→ **Source material**
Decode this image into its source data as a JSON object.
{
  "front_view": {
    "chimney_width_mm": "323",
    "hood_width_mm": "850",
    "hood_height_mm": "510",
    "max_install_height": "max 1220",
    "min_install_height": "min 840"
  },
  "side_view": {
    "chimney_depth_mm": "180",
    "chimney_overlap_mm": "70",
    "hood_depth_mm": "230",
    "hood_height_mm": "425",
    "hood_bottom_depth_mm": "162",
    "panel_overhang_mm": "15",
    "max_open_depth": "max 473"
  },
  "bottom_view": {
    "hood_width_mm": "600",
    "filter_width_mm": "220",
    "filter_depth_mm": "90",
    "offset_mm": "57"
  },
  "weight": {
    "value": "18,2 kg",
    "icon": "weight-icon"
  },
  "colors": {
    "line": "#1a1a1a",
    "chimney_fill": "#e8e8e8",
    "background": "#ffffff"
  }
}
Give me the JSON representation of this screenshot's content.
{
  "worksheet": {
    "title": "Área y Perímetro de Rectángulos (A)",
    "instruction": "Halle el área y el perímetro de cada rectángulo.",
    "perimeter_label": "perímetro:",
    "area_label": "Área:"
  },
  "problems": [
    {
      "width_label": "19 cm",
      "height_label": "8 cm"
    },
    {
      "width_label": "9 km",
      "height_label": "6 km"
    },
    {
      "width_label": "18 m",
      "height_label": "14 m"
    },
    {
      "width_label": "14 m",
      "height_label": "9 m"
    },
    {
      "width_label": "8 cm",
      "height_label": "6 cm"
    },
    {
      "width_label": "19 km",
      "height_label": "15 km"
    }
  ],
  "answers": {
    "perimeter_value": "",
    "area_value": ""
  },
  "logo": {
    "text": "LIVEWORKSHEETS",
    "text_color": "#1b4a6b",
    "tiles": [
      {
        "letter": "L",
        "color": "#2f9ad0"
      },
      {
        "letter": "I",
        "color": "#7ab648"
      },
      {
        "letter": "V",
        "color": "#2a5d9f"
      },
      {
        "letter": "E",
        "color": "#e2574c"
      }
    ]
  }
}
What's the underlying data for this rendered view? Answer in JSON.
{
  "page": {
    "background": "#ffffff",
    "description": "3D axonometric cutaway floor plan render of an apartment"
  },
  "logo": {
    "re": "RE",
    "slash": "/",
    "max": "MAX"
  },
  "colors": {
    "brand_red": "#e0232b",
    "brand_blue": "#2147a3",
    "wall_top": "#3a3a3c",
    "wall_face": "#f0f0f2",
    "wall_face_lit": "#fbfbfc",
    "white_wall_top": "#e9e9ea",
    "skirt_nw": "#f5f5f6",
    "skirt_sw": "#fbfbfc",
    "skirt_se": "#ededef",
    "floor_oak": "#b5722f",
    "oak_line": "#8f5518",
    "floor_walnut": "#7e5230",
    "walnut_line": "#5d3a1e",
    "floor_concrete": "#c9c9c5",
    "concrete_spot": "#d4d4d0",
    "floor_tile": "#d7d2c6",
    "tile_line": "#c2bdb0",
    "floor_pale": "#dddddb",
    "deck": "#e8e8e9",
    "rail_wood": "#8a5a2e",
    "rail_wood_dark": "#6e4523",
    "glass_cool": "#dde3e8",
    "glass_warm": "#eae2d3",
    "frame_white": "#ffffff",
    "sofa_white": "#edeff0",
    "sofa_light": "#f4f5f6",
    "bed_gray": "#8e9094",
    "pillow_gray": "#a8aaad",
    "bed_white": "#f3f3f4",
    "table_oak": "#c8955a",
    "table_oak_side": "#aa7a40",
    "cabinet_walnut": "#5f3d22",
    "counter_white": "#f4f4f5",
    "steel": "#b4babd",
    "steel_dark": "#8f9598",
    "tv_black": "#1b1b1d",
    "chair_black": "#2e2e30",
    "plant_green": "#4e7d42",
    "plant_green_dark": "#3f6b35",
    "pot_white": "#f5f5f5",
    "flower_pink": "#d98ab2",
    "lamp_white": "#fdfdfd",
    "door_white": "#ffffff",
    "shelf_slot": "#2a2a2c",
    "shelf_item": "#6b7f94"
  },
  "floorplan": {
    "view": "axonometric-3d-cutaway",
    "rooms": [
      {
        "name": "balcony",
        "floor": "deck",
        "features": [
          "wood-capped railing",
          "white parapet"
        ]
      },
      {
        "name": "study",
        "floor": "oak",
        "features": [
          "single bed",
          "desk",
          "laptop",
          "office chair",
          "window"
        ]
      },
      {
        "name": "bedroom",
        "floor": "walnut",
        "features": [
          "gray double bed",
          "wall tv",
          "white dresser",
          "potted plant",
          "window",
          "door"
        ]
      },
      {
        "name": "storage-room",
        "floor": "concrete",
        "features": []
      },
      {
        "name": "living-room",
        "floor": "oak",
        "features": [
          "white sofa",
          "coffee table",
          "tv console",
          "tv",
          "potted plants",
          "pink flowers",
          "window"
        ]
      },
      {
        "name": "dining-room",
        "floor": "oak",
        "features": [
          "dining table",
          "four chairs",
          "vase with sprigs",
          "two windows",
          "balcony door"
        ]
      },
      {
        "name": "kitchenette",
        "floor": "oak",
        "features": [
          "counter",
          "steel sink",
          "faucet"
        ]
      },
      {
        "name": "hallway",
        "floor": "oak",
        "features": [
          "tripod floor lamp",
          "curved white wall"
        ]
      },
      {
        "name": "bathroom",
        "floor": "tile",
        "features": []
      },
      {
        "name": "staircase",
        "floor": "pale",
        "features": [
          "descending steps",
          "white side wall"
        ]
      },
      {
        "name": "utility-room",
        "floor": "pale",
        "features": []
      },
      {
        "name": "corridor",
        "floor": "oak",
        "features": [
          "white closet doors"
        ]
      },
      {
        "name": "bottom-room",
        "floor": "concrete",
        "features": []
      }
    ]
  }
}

→ **Work to do**
Repeat each entry word for word.

→ **Complete output**
Decode this image into its source data as a JSON object.
{
  "front_view": {
    "chimney_width_mm": "323",
    "hood_width_mm": "850",
    "hood_height_mm": "510",
    "max_install_height": "max 1220",
    "min_install_height": "min 840"
  },
  "side_view": {
    "chimney_depth_mm": "180",
    "chimney_overlap_mm": "70",
    "hood_depth_mm": "230",
    "hood_height_mm": "425",
    "hood_bottom_depth_mm": "162",
    "panel_overhang_mm": "15",
    "max_open_depth": "max 473"
  },
  "bottom_view": {
    "hood_width_mm": "600",
    "filter_width_mm": "220",
    "filter_depth_mm": "90",
    "offset_mm": "57"
  },
  "weight": {
    "value": "18,2 kg",
    "icon": "weight-icon"
  },
  "colors": {
    "line": "#1a1a1a",
    "chimney_fill": "#e8e8e8",
    "background": "#ffffff"
  }
}
Give me the JSON representation of this screenshot's content.
{
  "worksheet": {
    "title": "Área y Perímetro de Rectángulos (A)",
    "instruction": "Halle el área y el perímetro de cada rectángulo.",
    "perimeter_label": "perímetro:",
    "area_label": "Área:"
  },
  "problems": [
    {
      "width_label": "19 cm",
      "height_label": "8 cm"
    },
    {
      "width_label": "9 km",
      "height_label": "6 km"
    },
    {
      "width_label": "18 m",
      "height_label": "14 m"
    },
    {
      "width_label": "14 m",
      "height_label": "9 m"
    },
    {
      "width_label": "8 cm",
      "height_label": "6 cm"
    },
    {
      "width_label": "19 km",
      "height_label": "15 km"
    }
  ],
  "answers": {
    "perimeter_value": "",
    "area_value": ""
  },
  "logo": {
    "text": "LIVEWORKSHEETS",
    "text_color": "#1b4a6b",
    "tiles": [
      {
        "letter": "L",
        "color": "#2f9ad0"
      },
      {
        "letter": "I",
        "color": "#7ab648"
      },
      {
        "letter": "V",
        "color": "#2a5d9f"
      },
      {
        "letter": "E",
        "color": "#e2574c"
      }
    ]
  }
}
What's the underlying data for this rendered view? Answer in JSON.
{
  "page": {
    "background": "#ffffff",
    "description": "3D axonometric cutaway floor plan render of an apartment"
  },
  "logo": {
    "re": "RE",
    "slash": "/",
    "max": "MAX"
  },
  "colors": {
    "brand_red": "#e0232b",
    "brand_blue": "#2147a3",
    "wall_top": "#3a3a3c",
    "wall_face": "#f0f0f2",
    "wall_face_lit": "#fbfbfc",
    "white_wall_top": "#e9e9ea",
    "skirt_nw": "#f5f5f6",
    "skirt_sw": "#fbfbfc",
    "skirt_se": "#ededef",
    "floor_oak": "#b5722f",
    "oak_line": "#8f5518",
    "floor_walnut": "#7e5230",
    "walnut_line": "#5d3a1e",
    "floor_concrete": "#c9c9c5",
    "concrete_spot": "#d4d4d0",
    "floor_tile": "#d7d2c6",
    "tile_line": "#c2bdb0",
    "floor_pale": "#dddddb",
    "deck": "#e8e8e9",
    "rail_wood": "#8a5a2e",
    "rail_wood_dark": "#6e4523",
    "glass_cool": "#dde3e8",
    "glass_warm": "#eae2d3",
    "frame_white": "#ffffff",
    "sofa_white": "#edeff0",
    "sofa_light": "#f4f5f6",
    "bed_gray": "#8e9094",
    "pillow_gray": "#a8aaad",
    "bed_white": "#f3f3f4",
    "table_oak": "#c8955a",
    "table_oak_side": "#aa7a40",
    "cabinet_walnut": "#5f3d22",
    "counter_white": "#f4f4f5",
    "steel": "#b4babd",
    "steel_dark": "#8f9598",
    "tv_black": "#1b1b1d",
    "chair_black": "#2e2e30",
    "plant_green": "#4e7d42",
    "plant_green_dark": "#3f6b35",
    "pot_white": "#f5f5f5",
    "flower_pink": "#d98ab2",
    "lamp_white": "#fdfdfd",
    "door_white": "#ffffff",
    "shelf_slot": "#2a2a2c",
    "shelf_item": "#6b7f94"
  },
  "floorplan": {
    "view": "axonometric-3d-cutaway",
    "rooms": [
      {
        "name": "balcony",
        "floor": "deck",
        "features": [
          "wood-capped railing",
          "white parapet"
        ]
      },
      {
        "name": "study",
        "floor": "oak",
        "features": [
          "single bed",
          "desk",
          "laptop",
          "office chair",
          "window"
        ]
      },
      {
        "name": "bedroom",
        "floor": "walnut",
        "features": [
          "gray double bed",
          "wall tv",
          "white dresser",
          "potted plant",
          "window",
          "door"
        ]
      },
      {
        "name": "storage-room",
        "floor": "concrete",
        "features": []
      },
      {
        "name": "living-room",
        "floor": "oak",
        "features": [
          "white sofa",
          "coffee table",
          "tv console",
          "tv",
          "potted plants",
          "pink flowers",
          "window"
        ]
      },
      {
        "name": "dining-room",
        "floor": "oak",
        "features": [
          "dining table",
          "four chairs",
          "vase with sprigs",
          "two windows",
          "balcony door"
        ]
      },
      {
        "name": "kitchenette",
        "floor": "oak",
        "features": [
          "counter",
          "steel sink",
          "faucet"
        ]
      },
      {
        "name": "hallway",
        "floor": "oak",
        "features": [
          "tripod floor lamp",
          "curved white wall"
        ]
      },
      {
        "name": "bathroom",
        "floor": "tile",
        "features": []
      },
      {
        "name": "staircase",
        "floor": "pale",
        "features": [
          "descending steps",
          "white side wall"
        ]
      },
      {
        "name": "utility-room",
        "floor": "pale",
        "features": []
      },
      {
        "name": "corridor",
        "floor": "oak",
        "features": [
          "white closet doors"
        ]
      },
      {
        "name": "bottom-room",
        "floor": "concrete",
        "features": []
      }
    ]
  }
}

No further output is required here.